Requirement
From the blog post below, reproduce word for word the passage that begins with the words "Monday, May 22, 2006" and ends with "case anyone cares.".

Text to read
Monday, May 22, 2006

hard at work

why work when you can dance?





follow up to A Woman of Independent Means

Just wanted to point out that Karpete responded to my challenge! I was going to comment on that original post as she did, but decided instead to include it in a new post in case anyone cares.

Here are my first two posts on A Woman of Independent means:
A Woman of Inferfering Means
more about A Woman of Independent Means...Warning: major spoilers

And here is Karpete's most recent reply with my comments in green (I hope she doesn't mind me re-posting it):

I haven't forgotten that I haven't responded to your challenge :-) I have been thinking about this off and on and I can't really define why I liked it (especially when I am up against an English major!) Oh yes, be afraid! Be very afraid! And don't you even think about splitting any infinitives!!!

I think I never took it as seriously as you did. I also wonder if living in the south for 4 years as a child made me identify with the type of woman she was. I saw the book as an exaggerated portrait of a woman making her life in the only way she knew how - and I appreciated and laughed at the exaggeration. I think I was looking at it too seriously (though maybe I don't know how else to approach a book) and maybe missed that it was supposed to be exaggeration.

Dataset records
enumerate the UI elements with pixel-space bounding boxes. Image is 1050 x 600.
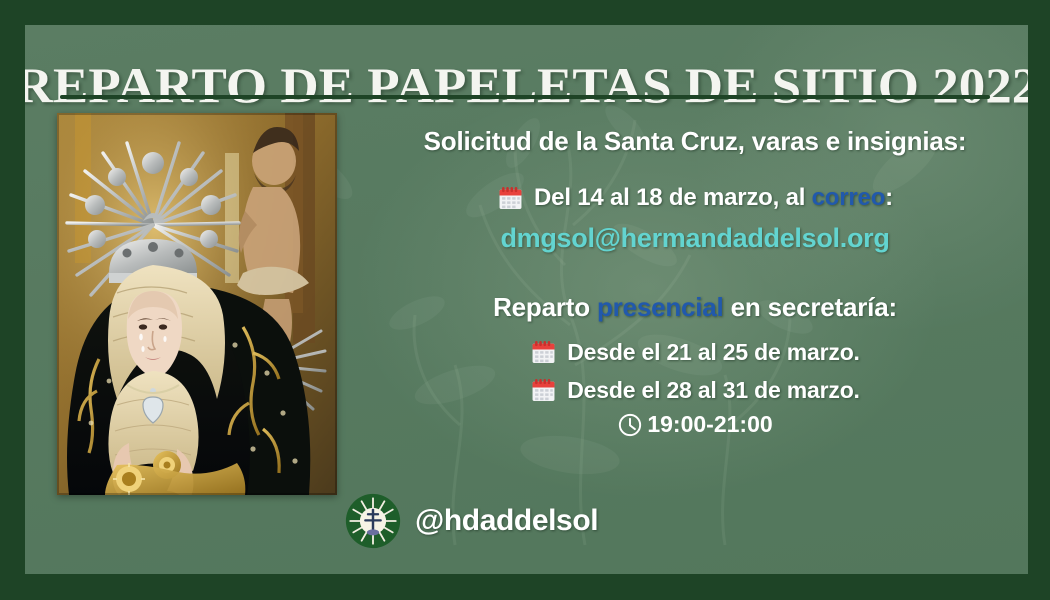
title-divider [60, 95, 990, 99]
hermandad-del-sol-logo [345, 493, 401, 549]
page-title: REPARTO DE PAPELETAS DE SITIO 2022 [25, 58, 1028, 112]
poster-title-block: REPARTO DE PAPELETAS DE SITIO 2022 [25, 58, 1028, 112]
solicitud-date-row: Del 14 al 18 de marzo, al correo: [370, 181, 1020, 215]
calendar-icon [497, 184, 524, 212]
reparto-time-row: 19:00-21:00 [370, 411, 1020, 438]
virgen-dolorosa-photo [57, 113, 337, 495]
poster-panel: REPARTO DE PAPELETAS DE SITIO 2022 [25, 25, 1028, 574]
reparto-heading: Reparto presencial en secretaría: [370, 291, 1020, 323]
reparto-date-text-1: Desde el 21 al 25 de marzo. [567, 335, 859, 369]
social-handle-block: @hdaddelsol [345, 493, 705, 549]
reparto-time-text: 19:00-21:00 [647, 411, 772, 438]
reparto-date-text-2: Desde el 28 al 31 de marzo. [567, 373, 859, 407]
solicitud-date-text: Del 14 al 18 de marzo, al correo: [534, 181, 893, 215]
email-address[interactable]: dmgsol@hermandaddelsol.org [370, 219, 1020, 257]
solicitud-heading: Solicitud de la Santa Cruz, varas e insi… [370, 125, 1020, 157]
reparto-date-row-1: Desde el 21 al 25 de marzo. [370, 335, 1020, 369]
solicitud-date-before: Del 14 al 18 de marzo, al [534, 184, 812, 211]
announcement-content: Solicitud de la Santa Cruz, varas e insi… [370, 125, 1020, 438]
clock-icon [617, 412, 643, 438]
reparto-heading-before: Reparto [493, 292, 597, 322]
poster-root: REPARTO DE PAPELETAS DE SITIO 2022 [0, 0, 1050, 600]
correo-link[interactable]: correo [812, 184, 886, 211]
reparto-date-row-2: Desde el 28 al 31 de marzo. [370, 373, 1020, 407]
reparto-heading-after: en secretaría: [724, 292, 897, 322]
solicitud-date-after: : [885, 184, 893, 211]
social-handle[interactable]: @hdaddelsol [415, 504, 598, 538]
calendar-icon [530, 376, 557, 404]
calendar-icon [530, 338, 557, 366]
reparto-heading-highlight: presencial [597, 292, 724, 322]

Response to the task
Monday, May 22, 2006

hard at work

why work when you can dance?





follow up to A Woman of Independent Means

Just wanted to point out that Karpete responded to my challenge! I was going to comment on that original post as she did, but decided instead to include it in a new post in case anyone cares.